Data records
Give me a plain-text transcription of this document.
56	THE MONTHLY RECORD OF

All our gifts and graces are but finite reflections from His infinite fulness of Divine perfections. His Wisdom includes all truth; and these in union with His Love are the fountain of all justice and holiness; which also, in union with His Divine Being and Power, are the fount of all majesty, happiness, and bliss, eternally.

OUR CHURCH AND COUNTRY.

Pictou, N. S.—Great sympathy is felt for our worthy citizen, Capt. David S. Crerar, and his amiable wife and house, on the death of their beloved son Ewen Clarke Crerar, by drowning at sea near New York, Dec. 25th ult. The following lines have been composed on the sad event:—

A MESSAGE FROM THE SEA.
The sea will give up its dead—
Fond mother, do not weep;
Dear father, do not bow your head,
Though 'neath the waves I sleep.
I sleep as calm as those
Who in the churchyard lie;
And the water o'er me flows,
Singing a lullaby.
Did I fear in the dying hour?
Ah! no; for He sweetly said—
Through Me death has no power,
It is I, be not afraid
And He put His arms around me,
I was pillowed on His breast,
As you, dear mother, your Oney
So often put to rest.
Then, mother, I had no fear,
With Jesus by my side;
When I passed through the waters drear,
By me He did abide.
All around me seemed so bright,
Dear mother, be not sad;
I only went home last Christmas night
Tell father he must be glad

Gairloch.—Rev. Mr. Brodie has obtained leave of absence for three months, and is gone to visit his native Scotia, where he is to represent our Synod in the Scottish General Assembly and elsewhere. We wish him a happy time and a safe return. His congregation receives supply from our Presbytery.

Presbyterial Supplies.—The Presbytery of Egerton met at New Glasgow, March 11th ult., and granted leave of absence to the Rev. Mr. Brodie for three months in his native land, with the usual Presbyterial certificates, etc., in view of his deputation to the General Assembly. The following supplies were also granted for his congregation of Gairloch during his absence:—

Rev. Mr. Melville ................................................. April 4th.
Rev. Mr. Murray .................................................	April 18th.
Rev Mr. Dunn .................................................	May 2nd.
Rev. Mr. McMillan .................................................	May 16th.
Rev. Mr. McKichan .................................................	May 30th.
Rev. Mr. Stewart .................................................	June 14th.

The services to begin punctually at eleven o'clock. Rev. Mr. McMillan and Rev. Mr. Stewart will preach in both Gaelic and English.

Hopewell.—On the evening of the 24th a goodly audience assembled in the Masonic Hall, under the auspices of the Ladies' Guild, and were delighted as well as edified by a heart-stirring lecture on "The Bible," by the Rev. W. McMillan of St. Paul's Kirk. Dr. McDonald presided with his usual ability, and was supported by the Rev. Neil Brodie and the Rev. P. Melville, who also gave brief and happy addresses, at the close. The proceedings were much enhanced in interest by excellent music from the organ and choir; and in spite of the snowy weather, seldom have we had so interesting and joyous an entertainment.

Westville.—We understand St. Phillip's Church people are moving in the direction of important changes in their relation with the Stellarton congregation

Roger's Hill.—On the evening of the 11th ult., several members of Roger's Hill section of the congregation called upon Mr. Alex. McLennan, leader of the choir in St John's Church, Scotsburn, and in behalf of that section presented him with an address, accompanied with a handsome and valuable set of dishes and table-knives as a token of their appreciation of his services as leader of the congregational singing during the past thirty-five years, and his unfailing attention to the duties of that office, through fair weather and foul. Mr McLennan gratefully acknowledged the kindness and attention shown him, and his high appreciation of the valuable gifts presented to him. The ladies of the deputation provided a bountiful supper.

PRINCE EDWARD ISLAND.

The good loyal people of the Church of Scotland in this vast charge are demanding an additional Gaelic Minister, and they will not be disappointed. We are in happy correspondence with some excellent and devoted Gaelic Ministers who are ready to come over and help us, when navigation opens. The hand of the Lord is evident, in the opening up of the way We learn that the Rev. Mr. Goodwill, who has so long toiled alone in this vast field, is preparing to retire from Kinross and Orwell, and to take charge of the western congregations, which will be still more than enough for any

• [GIVEN TASK]: Extract each line holding the word "fear" from the records.

• [WRITTEN SOLUTION]:
Did I fear in the dying hour?
Then, mother, I had no fear,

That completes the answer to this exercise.